**Exercise goal:** Write out the data below in full, unchanged, minus the images.

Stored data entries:
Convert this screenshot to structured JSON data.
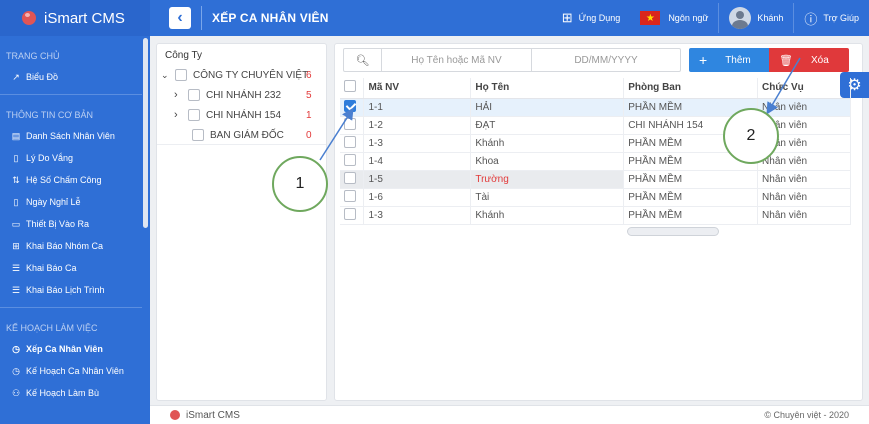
{
  "app": {
    "title": "iSmart CMS"
  },
  "sidebar": {
    "sections": [
      {
        "title": "TRANG CHỦ",
        "items": [
          {
            "label": "Biểu Đồ",
            "icon": "chart-icon"
          }
        ]
      },
      {
        "title": "THÔNG TIN CƠ BẢN",
        "items": [
          {
            "label": "Danh Sách Nhân Viên",
            "icon": "id-card-icon"
          },
          {
            "label": "Lý Do Vắng",
            "icon": "bookmark-icon"
          },
          {
            "label": "Hệ Số Chấm Công",
            "icon": "sort-icon"
          },
          {
            "label": "Ngày Nghỉ Lễ",
            "icon": "bookmark-icon"
          },
          {
            "label": "Thiết Bị Vào Ra",
            "icon": "tablet-icon"
          },
          {
            "label": "Khai Báo Nhóm Ca",
            "icon": "grid-icon"
          },
          {
            "label": "Khai Báo Ca",
            "icon": "list-icon"
          },
          {
            "label": "Khai Báo Lịch Trình",
            "icon": "list-icon"
          }
        ]
      },
      {
        "title": "KẾ HOẠCH LÀM VIỆC",
        "items": [
          {
            "label": "Xếp Ca Nhân Viên",
            "icon": "clock-icon"
          },
          {
            "label": "Kế Hoạch Ca Nhân Viên",
            "icon": "clock-icon"
          },
          {
            "label": "Kế Hoạch Làm Bù",
            "icon": "people-icon"
          }
        ]
      }
    ]
  },
  "header": {
    "title": "XẾP CA NHÂN VIÊN",
    "apps_label": "Ứng Dụng",
    "language_label": "Ngôn ngữ",
    "user_label": "Khánh",
    "help_label": "Trợ Giúp"
  },
  "tree": {
    "header": "Công Ty",
    "nodes": [
      {
        "label": "CÔNG TY CHUYÊN VIỆT",
        "count": "6"
      },
      {
        "label": "CHI NHÁNH 232",
        "count": "5"
      },
      {
        "label": "CHI NHÁNH 154",
        "count": "1"
      },
      {
        "label": "BAN GIÁM ĐỐC",
        "count": "0"
      }
    ]
  },
  "toolbar": {
    "search_placeholder": "Họ Tên hoặc Mã NV",
    "date_placeholder": "DD/MM/YYYY",
    "add_label": "Thêm",
    "delete_label": "Xóa"
  },
  "table": {
    "headers": [
      "Mã NV",
      "Họ Tên",
      "Phòng Ban",
      "Chức Vụ"
    ],
    "rows": [
      {
        "id": "1-1",
        "name": "HẢI",
        "dept": "PHẦN MỀM",
        "role": "Nhân viên",
        "checked": true
      },
      {
        "id": "1-2",
        "name": "ĐẠT",
        "dept": "CHI NHÁNH 154",
        "role": "Nhân viên",
        "checked": false
      },
      {
        "id": "1-3",
        "name": "Khánh",
        "dept": "PHẦN MỀM",
        "role": "Nhân viên",
        "checked": false
      },
      {
        "id": "1-4",
        "name": "Khoa",
        "dept": "PHẦN MỀM",
        "role": "Nhân viên",
        "checked": false
      },
      {
        "id": "1-5",
        "name": "Trường",
        "dept": "PHẦN MỀM",
        "role": "Nhân viên",
        "checked": false
      },
      {
        "id": "1-6",
        "name": "Tài",
        "dept": "PHẦN MỀM",
        "role": "Nhân viên",
        "checked": false
      },
      {
        "id": "1-3",
        "name": "Khánh",
        "dept": "PHẦN MỀM",
        "role": "Nhân viên",
        "checked": false
      }
    ]
  },
  "callouts": [
    "1",
    "2"
  ],
  "footer": {
    "brand": "iSmart CMS",
    "copyright": "© Chuyên việt - 2020"
  }
}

**Solution to this problem:**
Convert this screenshot to structured JSON data.
{
  "app": {
    "title": "iSmart CMS"
  },
  "sidebar": {
    "sections": [
      {
        "title": "TRANG CHỦ",
        "items": [
          {
            "label": "Biểu Đồ",
            "icon": "chart-icon"
          }
        ]
      },
      {
        "title": "THÔNG TIN CƠ BẢN",
        "items": [
          {
            "label": "Danh Sách Nhân Viên",
            "icon": "id-card-icon"
          },
          {
            "label": "Lý Do Vắng",
            "icon": "bookmark-icon"
          },
          {
            "label": "Hệ Số Chấm Công",
            "icon": "sort-icon"
          },
          {
            "label": "Ngày Nghỉ Lễ",
            "icon": "bookmark-icon"
          },
          {
            "label": "Thiết Bị Vào Ra",
            "icon": "tablet-icon"
          },
          {
            "label": "Khai Báo Nhóm Ca",
            "icon": "grid-icon"
          },
          {
            "label": "Khai Báo Ca",
            "icon": "list-icon"
          },
          {
            "label": "Khai Báo Lịch Trình",
            "icon": "list-icon"
          }
        ]
      },
      {
        "title": "KẾ HOẠCH LÀM VIỆC",
        "items": [
          {
            "label": "Xếp Ca Nhân Viên",
            "icon": "clock-icon"
          },
          {
            "label": "Kế Hoạch Ca Nhân Viên",
            "icon": "clock-icon"
          },
          {
            "label": "Kế Hoạch Làm Bù",
            "icon": "people-icon"
          }
        ]
      }
    ]
  },
  "header": {
    "title": "XẾP CA NHÂN VIÊN",
    "apps_label": "Ứng Dụng",
    "language_label": "Ngôn ngữ",
    "user_label": "Khánh",
    "help_label": "Trợ Giúp"
  },
  "tree": {
    "header": "Công Ty",
    "nodes": [
      {
        "label": "CÔNG TY CHUYÊN VIỆT",
        "count": "6"
      },
      {
        "label": "CHI NHÁNH 232",
        "count": "5"
      },
      {
        "label": "CHI NHÁNH 154",
        "count": "1"
      },
      {
        "label": "BAN GIÁM ĐỐC",
        "count": "0"
      }
    ]
  },
  "toolbar": {
    "search_placeholder": "Họ Tên hoặc Mã NV",
    "date_placeholder": "DD/MM/YYYY",
    "add_label": "Thêm",
    "delete_label": "Xóa"
  },
  "table": {
    "headers": [
      "Mã NV",
      "Họ Tên",
      "Phòng Ban",
      "Chức Vụ"
    ],
    "rows": [
      {
        "id": "1-1",
        "name": "HẢI",
        "dept": "PHẦN MỀM",
        "role": "Nhân viên",
        "checked": true
      },
      {
        "id": "1-2",
        "name": "ĐẠT",
        "dept": "CHI NHÁNH 154",
        "role": "Nhân viên",
        "checked": false
      },
      {
        "id": "1-3",
        "name": "Khánh",
        "dept": "PHẦN MỀM",
        "role": "Nhân viên",
        "checked": false
      },
      {
        "id": "1-4",
        "name": "Khoa",
        "dept": "PHẦN MỀM",
        "role": "Nhân viên",
        "checked": false
      },
      {
        "id": "1-5",
        "name": "Trường",
        "dept": "PHẦN MỀM",
        "role": "Nhân viên",
        "checked": false
      },
      {
        "id": "1-6",
        "name": "Tài",
        "dept": "PHẦN MỀM",
        "role": "Nhân viên",
        "checked": false
      },
      {
        "id": "1-3",
        "name": "Khánh",
        "dept": "PHẦN MỀM",
        "role": "Nhân viên",
        "checked": false
      }
    ]
  },
  "callouts": [
    "1",
    "2"
  ],
  "footer": {
    "brand": "iSmart CMS",
    "copyright": "© Chuyên việt - 2020"
  }
}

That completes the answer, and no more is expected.